AIM OF THE EXERCISE. Send back all the data below, exactly as given.

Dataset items
++++++

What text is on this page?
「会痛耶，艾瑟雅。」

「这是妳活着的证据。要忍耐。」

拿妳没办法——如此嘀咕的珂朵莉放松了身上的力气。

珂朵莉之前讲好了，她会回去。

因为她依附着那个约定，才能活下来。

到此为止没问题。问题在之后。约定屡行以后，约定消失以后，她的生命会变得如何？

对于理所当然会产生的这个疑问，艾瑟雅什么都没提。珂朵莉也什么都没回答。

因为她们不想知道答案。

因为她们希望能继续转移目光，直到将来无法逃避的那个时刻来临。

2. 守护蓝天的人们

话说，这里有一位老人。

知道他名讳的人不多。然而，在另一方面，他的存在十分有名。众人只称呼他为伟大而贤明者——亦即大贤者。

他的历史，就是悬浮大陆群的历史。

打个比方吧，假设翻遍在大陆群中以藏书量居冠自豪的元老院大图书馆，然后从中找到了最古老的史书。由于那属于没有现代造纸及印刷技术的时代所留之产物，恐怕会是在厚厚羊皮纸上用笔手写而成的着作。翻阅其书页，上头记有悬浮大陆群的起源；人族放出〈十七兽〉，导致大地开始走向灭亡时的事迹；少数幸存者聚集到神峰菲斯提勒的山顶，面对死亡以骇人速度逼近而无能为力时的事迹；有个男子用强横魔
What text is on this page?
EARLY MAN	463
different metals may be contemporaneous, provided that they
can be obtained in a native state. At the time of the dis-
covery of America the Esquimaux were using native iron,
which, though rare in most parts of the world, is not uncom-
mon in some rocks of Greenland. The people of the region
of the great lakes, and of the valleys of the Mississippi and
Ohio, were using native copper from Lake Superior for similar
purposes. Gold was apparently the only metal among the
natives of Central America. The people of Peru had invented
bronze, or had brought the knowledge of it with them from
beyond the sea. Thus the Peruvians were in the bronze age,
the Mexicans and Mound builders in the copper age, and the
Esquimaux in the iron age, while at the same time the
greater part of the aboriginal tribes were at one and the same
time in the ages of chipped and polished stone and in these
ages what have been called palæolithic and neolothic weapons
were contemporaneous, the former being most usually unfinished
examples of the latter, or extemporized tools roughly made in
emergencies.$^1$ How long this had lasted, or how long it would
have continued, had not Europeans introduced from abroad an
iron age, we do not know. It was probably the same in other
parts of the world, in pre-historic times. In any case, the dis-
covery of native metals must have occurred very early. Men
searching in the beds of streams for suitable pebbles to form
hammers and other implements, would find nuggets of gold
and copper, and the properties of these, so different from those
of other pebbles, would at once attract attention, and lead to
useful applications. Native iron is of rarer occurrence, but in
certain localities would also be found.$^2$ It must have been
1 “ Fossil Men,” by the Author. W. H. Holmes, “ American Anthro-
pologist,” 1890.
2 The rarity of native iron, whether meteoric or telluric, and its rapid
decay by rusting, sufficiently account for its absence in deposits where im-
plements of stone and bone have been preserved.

++++++

RESULT OF THE TASK.
What text is on this page?
「会痛耶，艾瑟雅。」

「这是妳活着的证据。要忍耐。」

拿妳没办法——如此嘀咕的珂朵莉放松了身上的力气。

珂朵莉之前讲好了，她会回去。

因为她依附着那个约定，才能活下来。

到此为止没问题。问题在之后。约定屡行以后，约定消失以后，她的生命会变得如何？

对于理所当然会产生的这个疑问，艾瑟雅什么都没提。珂朵莉也什么都没回答。

因为她们不想知道答案。

因为她们希望能继续转移目光，直到将来无法逃避的那个时刻来临。

2. 守护蓝天的人们

话说，这里有一位老人。

知道他名讳的人不多。然而，在另一方面，他的存在十分有名。众人只称呼他为伟大而贤明者——亦即大贤者。

他的历史，就是悬浮大陆群的历史。

打个比方吧，假设翻遍在大陆群中以藏书量居冠自豪的元老院大图书馆，然后从中找到了最古老的史书。由于那属于没有现代造纸及印刷技术的时代所留之产物，恐怕会是在厚厚羊皮纸上用笔手写而成的着作。翻阅其书页，上头记有悬浮大陆群的起源；人族放出〈十七兽〉，导致大地开始走向灭亡时的事迹；少数幸存者聚集到神峰菲斯提勒的山顶，面对死亡以骇人速度逼近而无能为力时的事迹；有个男子用强横魔
What text is on this page?
EARLY MAN	463
different metals may be contemporaneous, provided that they
can be obtained in a native state. At the time of the dis-
covery of America the Esquimaux were using native iron,
which, though rare in most parts of the world, is not uncom-
mon in some rocks of Greenland. The people of the region
of the great lakes, and of the valleys of the Mississippi and
Ohio, were using native copper from Lake Superior for similar
purposes. Gold was apparently the only metal among the
natives of Central America. The people of Peru had invented
bronze, or had brought the knowledge of it with them from
beyond the sea. Thus the Peruvians were in the bronze age,
the Mexicans and Mound builders in the copper age, and the
Esquimaux in the iron age, while at the same time the
greater part of the aboriginal tribes were at one and the same
time in the ages of chipped and polished stone and in these
ages what have been called palæolithic and neolothic weapons
were contemporaneous, the former being most usually unfinished
examples of the latter, or extemporized tools roughly made in
emergencies.$^1$ How long this had lasted, or how long it would
have continued, had not Europeans introduced from abroad an
iron age, we do not know. It was probably the same in other
parts of the world, in pre-historic times. In any case, the dis-
covery of native metals must have occurred very early. Men
searching in the beds of streams for suitable pebbles to form
hammers and other implements, would find nuggets of gold
and copper, and the properties of these, so different from those
of other pebbles, would at once attract attention, and lead to
useful applications. Native iron is of rarer occurrence, but in
certain localities would also be found.$^2$ It must have been
1 “ Fossil Men,” by the Author. W. H. Holmes, “ American Anthro-
pologist,” 1890.
2 The rarity of native iron, whether meteoric or telluric, and its rapid
decay by rusting, sufficiently account for its absence in deposits where im-
plements of stone and bone have been preserved.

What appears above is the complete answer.